• DATA LINES:
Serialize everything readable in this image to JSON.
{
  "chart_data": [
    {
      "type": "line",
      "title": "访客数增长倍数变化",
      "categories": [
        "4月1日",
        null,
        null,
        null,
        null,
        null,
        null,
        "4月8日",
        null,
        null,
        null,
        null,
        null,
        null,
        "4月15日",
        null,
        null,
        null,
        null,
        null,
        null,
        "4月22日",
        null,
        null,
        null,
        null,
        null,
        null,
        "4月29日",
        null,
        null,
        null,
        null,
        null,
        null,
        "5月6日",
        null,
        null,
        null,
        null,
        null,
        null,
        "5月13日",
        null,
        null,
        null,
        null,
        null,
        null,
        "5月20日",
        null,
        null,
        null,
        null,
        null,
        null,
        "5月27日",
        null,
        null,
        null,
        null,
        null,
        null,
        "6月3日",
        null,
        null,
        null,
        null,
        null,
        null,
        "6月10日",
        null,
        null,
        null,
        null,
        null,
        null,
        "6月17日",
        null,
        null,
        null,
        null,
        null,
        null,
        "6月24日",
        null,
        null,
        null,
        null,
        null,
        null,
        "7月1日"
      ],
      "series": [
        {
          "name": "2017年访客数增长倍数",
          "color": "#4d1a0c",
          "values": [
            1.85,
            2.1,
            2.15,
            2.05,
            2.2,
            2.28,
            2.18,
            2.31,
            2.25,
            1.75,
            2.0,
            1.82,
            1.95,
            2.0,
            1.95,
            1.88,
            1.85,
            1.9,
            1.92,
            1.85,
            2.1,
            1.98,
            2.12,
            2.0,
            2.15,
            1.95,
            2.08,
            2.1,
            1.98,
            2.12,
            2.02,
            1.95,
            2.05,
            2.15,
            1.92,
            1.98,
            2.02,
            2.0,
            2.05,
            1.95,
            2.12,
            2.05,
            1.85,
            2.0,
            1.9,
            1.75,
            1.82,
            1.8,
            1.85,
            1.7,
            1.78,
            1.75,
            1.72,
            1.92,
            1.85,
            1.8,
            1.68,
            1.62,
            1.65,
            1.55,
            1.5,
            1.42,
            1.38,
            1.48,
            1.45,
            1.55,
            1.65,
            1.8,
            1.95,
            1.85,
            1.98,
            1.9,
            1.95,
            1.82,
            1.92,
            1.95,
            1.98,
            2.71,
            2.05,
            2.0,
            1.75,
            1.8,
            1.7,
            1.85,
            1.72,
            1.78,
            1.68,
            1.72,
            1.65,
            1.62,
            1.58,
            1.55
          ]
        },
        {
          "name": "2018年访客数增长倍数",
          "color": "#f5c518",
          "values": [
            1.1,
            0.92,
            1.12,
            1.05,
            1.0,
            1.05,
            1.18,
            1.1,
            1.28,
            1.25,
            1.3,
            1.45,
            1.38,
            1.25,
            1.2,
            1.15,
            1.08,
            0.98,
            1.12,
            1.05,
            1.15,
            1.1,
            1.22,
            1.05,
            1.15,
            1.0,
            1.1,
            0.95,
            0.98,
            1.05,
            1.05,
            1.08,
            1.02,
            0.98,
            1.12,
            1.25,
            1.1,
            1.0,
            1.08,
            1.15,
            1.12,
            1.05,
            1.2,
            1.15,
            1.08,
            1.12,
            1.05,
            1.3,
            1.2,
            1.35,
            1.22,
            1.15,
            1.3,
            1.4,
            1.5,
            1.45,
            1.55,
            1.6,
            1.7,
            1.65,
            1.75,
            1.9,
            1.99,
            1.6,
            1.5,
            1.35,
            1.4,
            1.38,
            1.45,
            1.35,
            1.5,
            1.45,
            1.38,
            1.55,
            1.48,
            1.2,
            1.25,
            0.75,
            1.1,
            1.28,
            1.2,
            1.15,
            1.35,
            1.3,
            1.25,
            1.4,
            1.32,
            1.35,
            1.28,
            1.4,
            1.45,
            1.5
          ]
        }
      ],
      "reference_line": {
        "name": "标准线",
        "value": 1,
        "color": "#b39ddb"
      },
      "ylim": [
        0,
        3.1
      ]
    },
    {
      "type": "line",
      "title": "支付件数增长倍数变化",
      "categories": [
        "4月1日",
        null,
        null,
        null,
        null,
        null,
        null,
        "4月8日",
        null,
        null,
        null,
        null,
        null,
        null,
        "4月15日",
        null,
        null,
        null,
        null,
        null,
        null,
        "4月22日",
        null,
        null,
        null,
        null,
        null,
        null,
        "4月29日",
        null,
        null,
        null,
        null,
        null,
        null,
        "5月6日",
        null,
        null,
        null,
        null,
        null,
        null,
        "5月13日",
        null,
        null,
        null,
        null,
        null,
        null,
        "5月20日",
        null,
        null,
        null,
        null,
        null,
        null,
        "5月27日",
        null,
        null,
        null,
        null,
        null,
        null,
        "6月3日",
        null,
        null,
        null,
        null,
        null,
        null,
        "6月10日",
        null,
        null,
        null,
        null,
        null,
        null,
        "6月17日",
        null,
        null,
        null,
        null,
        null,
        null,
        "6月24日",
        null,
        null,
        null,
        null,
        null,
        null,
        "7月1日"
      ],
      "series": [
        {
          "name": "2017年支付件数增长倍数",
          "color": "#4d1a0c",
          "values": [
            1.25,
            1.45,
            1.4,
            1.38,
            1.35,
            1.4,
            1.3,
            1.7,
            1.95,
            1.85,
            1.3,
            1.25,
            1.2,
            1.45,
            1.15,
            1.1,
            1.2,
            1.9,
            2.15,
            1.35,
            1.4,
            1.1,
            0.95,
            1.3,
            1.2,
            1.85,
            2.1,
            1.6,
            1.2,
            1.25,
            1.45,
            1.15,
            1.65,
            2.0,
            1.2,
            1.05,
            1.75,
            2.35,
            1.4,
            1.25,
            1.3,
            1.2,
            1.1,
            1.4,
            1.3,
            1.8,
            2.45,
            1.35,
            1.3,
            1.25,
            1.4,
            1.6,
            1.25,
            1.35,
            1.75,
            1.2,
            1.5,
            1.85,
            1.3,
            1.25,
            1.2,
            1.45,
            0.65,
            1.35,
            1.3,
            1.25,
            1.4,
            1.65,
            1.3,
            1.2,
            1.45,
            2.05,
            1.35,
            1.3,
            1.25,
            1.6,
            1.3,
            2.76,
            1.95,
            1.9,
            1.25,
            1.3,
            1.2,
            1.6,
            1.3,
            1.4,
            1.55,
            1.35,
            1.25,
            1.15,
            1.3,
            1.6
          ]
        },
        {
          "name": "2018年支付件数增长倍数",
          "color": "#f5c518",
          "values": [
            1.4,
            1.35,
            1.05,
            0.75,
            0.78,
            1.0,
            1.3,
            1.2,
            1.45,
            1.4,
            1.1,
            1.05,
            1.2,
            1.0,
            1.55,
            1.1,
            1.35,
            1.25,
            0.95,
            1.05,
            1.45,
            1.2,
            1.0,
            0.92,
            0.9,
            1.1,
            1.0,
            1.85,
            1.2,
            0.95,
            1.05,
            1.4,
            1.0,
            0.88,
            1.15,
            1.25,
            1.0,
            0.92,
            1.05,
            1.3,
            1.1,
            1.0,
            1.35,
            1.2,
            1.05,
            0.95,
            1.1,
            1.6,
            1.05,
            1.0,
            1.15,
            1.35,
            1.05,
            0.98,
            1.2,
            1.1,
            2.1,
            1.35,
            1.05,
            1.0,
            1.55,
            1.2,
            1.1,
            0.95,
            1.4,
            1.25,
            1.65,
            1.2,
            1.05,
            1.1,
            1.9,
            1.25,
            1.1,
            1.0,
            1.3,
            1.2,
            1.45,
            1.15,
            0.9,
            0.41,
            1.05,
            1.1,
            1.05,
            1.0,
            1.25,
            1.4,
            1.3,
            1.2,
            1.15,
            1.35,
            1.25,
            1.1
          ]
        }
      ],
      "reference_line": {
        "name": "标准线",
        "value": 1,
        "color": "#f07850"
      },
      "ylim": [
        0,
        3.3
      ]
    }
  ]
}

• TASK PROMPT: Consider the entries above and return each line with the string "name".

• REPLY:
          "name": "2017年访客数增长倍数",
          "name": "2018年访客数增长倍数",
        "name": "标准线",
          "name": "2017年支付件数增长倍数",
          "name": "2018年支付件数增长倍数",
        "name": "标准线",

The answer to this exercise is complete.